Records from a data collection
— Start —
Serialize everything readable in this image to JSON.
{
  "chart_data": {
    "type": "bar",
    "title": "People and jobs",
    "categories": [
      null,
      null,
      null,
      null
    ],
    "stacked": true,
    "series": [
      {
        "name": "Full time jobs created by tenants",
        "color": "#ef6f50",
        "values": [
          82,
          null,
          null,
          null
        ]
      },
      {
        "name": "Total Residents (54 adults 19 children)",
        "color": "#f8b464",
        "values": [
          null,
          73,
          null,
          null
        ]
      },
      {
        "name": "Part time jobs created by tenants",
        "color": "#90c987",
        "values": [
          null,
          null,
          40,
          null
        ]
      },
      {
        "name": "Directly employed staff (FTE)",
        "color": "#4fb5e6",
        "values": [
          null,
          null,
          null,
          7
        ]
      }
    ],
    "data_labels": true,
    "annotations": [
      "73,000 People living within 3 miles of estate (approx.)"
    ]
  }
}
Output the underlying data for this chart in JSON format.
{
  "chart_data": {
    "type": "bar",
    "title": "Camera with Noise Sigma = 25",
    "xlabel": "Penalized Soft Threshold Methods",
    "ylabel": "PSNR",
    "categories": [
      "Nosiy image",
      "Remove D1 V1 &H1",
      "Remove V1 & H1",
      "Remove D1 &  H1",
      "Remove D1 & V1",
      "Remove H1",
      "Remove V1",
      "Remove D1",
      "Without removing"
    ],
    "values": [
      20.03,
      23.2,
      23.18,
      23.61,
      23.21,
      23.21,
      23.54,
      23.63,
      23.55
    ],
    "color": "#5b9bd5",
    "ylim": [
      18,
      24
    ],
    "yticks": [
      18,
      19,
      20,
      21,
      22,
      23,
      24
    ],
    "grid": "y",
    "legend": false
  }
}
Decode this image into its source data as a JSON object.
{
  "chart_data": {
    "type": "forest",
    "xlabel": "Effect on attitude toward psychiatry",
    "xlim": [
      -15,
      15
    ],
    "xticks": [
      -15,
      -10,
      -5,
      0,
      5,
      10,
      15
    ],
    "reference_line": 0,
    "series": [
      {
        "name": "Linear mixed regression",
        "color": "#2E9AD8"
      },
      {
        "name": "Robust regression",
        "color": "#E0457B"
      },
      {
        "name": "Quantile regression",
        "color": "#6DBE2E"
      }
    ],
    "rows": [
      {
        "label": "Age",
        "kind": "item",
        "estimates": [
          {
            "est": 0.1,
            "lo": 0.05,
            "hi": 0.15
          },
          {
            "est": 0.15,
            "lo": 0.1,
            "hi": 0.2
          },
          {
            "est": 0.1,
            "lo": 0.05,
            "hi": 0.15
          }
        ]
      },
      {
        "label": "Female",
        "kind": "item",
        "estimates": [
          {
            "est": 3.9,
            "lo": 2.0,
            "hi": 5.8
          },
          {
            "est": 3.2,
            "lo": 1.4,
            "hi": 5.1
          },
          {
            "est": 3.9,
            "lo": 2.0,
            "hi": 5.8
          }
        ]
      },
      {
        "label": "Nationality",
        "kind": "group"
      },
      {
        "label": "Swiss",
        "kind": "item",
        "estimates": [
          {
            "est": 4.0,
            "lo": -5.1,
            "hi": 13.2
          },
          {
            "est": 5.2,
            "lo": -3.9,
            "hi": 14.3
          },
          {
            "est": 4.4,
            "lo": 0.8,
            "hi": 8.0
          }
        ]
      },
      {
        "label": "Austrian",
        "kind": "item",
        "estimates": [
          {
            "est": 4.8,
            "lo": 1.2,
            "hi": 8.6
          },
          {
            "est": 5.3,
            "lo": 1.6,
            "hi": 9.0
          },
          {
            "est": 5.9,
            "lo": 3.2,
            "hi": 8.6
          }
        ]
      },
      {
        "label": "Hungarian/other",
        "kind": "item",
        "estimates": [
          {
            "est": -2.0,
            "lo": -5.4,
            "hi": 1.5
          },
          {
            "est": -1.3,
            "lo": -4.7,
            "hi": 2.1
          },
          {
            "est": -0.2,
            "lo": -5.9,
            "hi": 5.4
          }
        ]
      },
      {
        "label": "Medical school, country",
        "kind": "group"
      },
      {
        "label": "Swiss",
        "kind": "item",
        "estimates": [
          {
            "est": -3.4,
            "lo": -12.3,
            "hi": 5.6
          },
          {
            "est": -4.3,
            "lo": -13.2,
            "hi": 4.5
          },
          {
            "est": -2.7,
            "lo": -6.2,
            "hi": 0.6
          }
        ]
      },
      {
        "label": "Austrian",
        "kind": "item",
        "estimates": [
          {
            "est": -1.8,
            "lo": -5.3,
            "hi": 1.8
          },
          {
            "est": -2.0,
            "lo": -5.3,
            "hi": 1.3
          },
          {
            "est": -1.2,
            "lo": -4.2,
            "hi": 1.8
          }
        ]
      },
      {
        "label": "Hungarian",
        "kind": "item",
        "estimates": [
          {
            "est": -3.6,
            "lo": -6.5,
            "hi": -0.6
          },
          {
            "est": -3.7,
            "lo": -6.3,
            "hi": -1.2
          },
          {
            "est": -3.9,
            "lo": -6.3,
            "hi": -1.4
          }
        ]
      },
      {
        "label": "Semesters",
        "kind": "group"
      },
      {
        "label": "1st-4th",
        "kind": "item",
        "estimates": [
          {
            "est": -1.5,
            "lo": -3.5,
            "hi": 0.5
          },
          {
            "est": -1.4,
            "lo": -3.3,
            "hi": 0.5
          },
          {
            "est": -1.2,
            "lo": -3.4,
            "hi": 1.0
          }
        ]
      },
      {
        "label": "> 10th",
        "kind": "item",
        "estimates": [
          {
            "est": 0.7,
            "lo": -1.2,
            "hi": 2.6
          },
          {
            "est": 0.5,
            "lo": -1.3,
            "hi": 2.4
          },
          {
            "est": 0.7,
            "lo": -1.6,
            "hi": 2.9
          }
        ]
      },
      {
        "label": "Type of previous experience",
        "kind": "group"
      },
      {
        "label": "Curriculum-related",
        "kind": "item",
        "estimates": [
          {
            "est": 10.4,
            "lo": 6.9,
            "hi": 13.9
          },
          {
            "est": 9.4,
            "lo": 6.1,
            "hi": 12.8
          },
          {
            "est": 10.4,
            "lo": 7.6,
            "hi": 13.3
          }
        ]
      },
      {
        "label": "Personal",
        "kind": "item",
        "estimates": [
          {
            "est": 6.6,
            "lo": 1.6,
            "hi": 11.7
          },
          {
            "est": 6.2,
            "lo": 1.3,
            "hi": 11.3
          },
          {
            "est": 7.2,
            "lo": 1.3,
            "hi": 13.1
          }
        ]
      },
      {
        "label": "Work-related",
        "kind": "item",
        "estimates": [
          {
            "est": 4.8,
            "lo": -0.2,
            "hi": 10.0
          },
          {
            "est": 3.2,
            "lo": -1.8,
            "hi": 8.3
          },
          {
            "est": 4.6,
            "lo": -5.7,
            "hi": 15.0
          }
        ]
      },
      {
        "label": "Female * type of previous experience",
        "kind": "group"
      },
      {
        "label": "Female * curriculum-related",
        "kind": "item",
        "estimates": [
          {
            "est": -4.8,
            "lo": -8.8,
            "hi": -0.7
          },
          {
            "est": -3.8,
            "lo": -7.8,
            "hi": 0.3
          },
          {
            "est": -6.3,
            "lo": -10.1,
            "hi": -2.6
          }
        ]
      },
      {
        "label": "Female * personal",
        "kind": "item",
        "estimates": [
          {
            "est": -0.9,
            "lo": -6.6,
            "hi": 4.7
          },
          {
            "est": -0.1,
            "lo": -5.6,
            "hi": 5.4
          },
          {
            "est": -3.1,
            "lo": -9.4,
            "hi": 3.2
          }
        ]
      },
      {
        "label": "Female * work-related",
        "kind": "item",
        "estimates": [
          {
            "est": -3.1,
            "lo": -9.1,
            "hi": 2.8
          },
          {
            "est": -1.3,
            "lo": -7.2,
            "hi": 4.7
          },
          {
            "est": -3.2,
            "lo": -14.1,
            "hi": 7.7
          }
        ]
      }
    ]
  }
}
— End —
What the exercise asks: Using the records above, find and show each line with the string "related".

Task answer:
        "label": "Curriculum-related",
        "label": "Work-related",
        "label": "Female * curriculum-related",
        "label": "Female * work-related",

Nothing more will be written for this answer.